↓
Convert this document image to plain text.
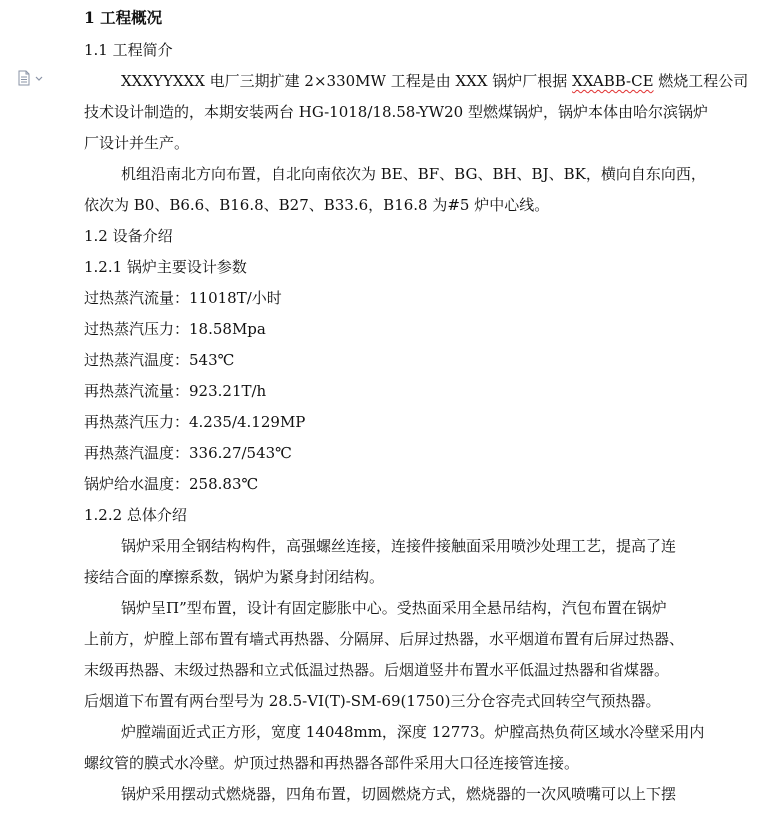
1 工程概况

1.1 工程简介

XXXYYXXX 电厂三期扩建 2×330MW 工程是由 XXX 锅炉厂根据 XXABB-CE 燃烧工程公司

技术设计制造的，本期安装两台 HG-1018/18.58-YW20 型燃煤锅炉，锅炉本体由哈尔滨锅炉

厂设计并生产。

机组沿南北方向布置，自北向南依次为 BE、BF、BG、BH、BJ、BK，横向自东向西，

依次为 B0、B6.6、B16.8、B27、B33.6，B16.8 为#5 炉中心线。

1.2 设备介绍

1.2.1 锅炉主要设计参数

过热蒸汽流量：11018T/小时

过热蒸汽压力：18.58Mpa

过热蒸汽温度：543℃

再热蒸汽流量：923.21T/h

再热蒸汽压力：4.235/4.129MP

再热蒸汽温度：336.27/543℃

锅炉给水温度：258.83℃

1.2.2 总体介绍

锅炉采用全钢结构构件，高强螺丝连接，连接件接触面采用喷沙处理工艺，提高了连

接结合面的摩擦系数，锅炉为紧身封闭结构。

锅炉呈Π”型布置，设计有固定膨胀中心。受热面采用全悬吊结构，汽包布置在锅炉

上前方，炉膛上部布置有墙式再热器、分隔屏、后屏过热器，水平烟道布置有后屏过热器、

末级再热器、末级过热器和立式低温过热器。后烟道竖井布置水平低温过热器和省煤器。

后烟道下布置有两台型号为 28.5-VI(T)-SM-69(1750)三分仓容壳式回转空气预热器。

炉膛端面近式正方形，宽度 14048mm，深度 12773。炉膛高热负荷区域水冷壁采用内

螺纹管的膜式水冷壁。炉顶过热器和再热器各部件采用大口径连接管连接。

锅炉采用摆动式燃烧器，四角布置，切圆燃烧方式，燃烧器的一次风喷嘴可以上下摆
↑
Exercise prompt: Can the entries above be repeated exactly, without their pictures?

Solved problem:
Convert this document image to plain text.
1 工程概况

1.1 工程简介

XXXYYXXX 电厂三期扩建 2×330MW 工程是由 XXX 锅炉厂根据 XXABB-CE 燃烧工程公司

技术设计制造的，本期安装两台 HG-1018/18.58-YW20 型燃煤锅炉，锅炉本体由哈尔滨锅炉

厂设计并生产。

机组沿南北方向布置，自北向南依次为 BE、BF、BG、BH、BJ、BK，横向自东向西，

依次为 B0、B6.6、B16.8、B27、B33.6，B16.8 为#5 炉中心线。

1.2 设备介绍

1.2.1 锅炉主要设计参数

过热蒸汽流量：11018T/小时

过热蒸汽压力：18.58Mpa

过热蒸汽温度：543℃

再热蒸汽流量：923.21T/h

再热蒸汽压力：4.235/4.129MP

再热蒸汽温度：336.27/543℃

锅炉给水温度：258.83℃

1.2.2 总体介绍

锅炉采用全钢结构构件，高强螺丝连接，连接件接触面采用喷沙处理工艺，提高了连

接结合面的摩擦系数，锅炉为紧身封闭结构。

锅炉呈Π”型布置，设计有固定膨胀中心。受热面采用全悬吊结构，汽包布置在锅炉

上前方，炉膛上部布置有墙式再热器、分隔屏、后屏过热器，水平烟道布置有后屏过热器、

末级再热器、末级过热器和立式低温过热器。后烟道竖井布置水平低温过热器和省煤器。

后烟道下布置有两台型号为 28.5-VI(T)-SM-69(1750)三分仓容壳式回转空气预热器。

炉膛端面近式正方形，宽度 14048mm，深度 12773。炉膛高热负荷区域水冷壁采用内

螺纹管的膜式水冷壁。炉顶过热器和再热器各部件采用大口径连接管连接。

锅炉采用摆动式燃烧器，四角布置，切圆燃烧方式，燃烧器的一次风喷嘴可以上下摆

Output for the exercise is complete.